→ **GIVEN DATA**
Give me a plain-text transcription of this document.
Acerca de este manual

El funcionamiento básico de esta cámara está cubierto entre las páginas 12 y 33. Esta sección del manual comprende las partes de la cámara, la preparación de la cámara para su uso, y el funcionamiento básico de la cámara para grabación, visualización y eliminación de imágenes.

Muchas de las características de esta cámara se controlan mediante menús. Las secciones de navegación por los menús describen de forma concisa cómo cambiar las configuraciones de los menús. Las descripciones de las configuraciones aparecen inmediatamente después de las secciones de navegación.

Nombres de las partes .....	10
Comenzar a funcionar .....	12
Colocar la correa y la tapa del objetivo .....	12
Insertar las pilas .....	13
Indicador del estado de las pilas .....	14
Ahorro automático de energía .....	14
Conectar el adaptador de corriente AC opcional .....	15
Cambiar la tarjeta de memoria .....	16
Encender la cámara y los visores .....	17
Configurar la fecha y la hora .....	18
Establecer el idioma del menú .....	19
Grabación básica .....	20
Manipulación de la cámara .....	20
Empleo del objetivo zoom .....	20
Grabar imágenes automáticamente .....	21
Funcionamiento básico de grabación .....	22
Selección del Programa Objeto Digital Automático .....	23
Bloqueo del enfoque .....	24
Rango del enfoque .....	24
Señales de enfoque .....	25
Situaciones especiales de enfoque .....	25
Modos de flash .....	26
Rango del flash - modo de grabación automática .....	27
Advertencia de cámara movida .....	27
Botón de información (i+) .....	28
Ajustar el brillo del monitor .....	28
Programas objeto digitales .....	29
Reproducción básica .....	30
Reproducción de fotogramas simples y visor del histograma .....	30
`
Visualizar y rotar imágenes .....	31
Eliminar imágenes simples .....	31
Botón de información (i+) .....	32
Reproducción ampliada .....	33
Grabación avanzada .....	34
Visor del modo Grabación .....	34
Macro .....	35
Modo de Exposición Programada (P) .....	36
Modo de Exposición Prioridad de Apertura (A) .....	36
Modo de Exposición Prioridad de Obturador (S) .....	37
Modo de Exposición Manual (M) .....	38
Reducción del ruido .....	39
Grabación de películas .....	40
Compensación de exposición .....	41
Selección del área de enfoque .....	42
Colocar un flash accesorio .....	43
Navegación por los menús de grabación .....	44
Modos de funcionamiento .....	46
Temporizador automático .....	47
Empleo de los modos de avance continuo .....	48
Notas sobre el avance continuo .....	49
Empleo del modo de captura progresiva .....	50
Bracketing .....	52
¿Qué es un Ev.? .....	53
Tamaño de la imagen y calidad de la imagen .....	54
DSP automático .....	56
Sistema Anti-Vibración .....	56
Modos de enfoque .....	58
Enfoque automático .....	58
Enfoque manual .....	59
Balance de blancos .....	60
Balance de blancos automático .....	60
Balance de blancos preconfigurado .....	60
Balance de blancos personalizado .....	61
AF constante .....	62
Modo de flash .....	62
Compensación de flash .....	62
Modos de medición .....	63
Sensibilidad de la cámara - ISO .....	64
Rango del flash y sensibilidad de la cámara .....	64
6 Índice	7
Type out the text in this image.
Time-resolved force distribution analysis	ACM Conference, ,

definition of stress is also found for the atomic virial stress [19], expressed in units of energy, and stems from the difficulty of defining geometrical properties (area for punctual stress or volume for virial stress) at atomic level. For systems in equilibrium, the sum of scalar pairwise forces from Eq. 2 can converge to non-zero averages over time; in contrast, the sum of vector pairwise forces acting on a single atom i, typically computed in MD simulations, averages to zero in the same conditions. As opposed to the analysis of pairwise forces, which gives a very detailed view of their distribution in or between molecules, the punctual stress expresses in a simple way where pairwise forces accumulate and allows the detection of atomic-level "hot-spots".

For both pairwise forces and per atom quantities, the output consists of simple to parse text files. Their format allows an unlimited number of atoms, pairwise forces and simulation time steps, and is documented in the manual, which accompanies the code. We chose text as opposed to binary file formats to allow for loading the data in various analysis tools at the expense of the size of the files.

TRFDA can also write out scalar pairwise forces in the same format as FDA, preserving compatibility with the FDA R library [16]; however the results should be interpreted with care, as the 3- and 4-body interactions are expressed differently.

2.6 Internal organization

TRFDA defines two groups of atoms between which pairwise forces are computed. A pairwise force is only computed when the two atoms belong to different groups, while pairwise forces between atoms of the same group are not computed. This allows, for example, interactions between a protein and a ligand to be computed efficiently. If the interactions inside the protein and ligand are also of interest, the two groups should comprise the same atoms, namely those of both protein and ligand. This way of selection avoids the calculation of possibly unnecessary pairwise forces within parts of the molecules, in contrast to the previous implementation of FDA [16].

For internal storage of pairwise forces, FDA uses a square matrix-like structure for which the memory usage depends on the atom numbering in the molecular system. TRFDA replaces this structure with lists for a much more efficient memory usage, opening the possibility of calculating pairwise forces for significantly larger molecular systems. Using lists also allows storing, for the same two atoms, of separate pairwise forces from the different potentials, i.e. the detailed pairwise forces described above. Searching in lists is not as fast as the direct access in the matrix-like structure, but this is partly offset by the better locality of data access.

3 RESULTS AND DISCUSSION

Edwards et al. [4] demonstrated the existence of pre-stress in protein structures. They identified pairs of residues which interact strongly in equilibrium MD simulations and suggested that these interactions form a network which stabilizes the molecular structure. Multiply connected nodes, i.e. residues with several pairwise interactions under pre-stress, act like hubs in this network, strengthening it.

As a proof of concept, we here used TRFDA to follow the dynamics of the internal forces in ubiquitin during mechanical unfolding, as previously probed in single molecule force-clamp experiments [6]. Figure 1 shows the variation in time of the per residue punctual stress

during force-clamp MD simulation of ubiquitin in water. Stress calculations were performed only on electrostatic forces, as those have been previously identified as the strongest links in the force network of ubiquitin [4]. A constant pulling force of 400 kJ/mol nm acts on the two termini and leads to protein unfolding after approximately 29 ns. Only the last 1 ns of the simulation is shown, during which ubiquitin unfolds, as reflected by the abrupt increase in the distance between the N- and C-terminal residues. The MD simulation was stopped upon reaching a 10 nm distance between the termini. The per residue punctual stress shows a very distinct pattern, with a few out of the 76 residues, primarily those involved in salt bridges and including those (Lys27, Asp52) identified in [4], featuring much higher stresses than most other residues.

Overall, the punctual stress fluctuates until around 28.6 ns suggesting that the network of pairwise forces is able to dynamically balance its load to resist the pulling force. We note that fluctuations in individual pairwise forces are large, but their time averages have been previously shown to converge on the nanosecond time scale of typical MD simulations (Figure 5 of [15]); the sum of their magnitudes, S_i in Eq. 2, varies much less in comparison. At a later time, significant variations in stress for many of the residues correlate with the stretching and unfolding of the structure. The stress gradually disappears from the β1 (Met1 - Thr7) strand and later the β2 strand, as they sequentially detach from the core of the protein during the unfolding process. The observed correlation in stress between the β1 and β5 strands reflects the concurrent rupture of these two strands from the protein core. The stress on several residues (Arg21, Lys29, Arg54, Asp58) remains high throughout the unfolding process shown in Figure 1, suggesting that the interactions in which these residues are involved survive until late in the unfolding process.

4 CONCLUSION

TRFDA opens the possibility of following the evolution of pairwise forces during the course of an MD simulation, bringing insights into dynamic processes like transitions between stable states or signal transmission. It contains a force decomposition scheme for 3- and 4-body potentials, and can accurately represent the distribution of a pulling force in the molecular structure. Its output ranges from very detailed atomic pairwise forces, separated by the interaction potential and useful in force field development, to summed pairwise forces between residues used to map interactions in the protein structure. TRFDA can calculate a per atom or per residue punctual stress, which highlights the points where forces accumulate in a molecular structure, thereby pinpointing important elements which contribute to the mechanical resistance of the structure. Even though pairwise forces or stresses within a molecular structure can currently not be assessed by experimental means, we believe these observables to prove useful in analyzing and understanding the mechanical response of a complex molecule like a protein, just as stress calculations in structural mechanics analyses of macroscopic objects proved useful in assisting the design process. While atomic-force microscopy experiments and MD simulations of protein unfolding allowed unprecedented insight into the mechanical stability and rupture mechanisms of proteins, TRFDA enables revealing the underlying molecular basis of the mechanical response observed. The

→ **ACTIVITY**
Show every line in the entries above that contains the string "flash".

→ **COMPLETED TASK**
Modos de flash .....	26
Rango del flash - modo de grabación automática .....	27
Colocar un flash accesorio .....	43
Modo de flash .....	62
Compensación de flash .....	62
Rango del flash y sensibilidad de la cámara .....	64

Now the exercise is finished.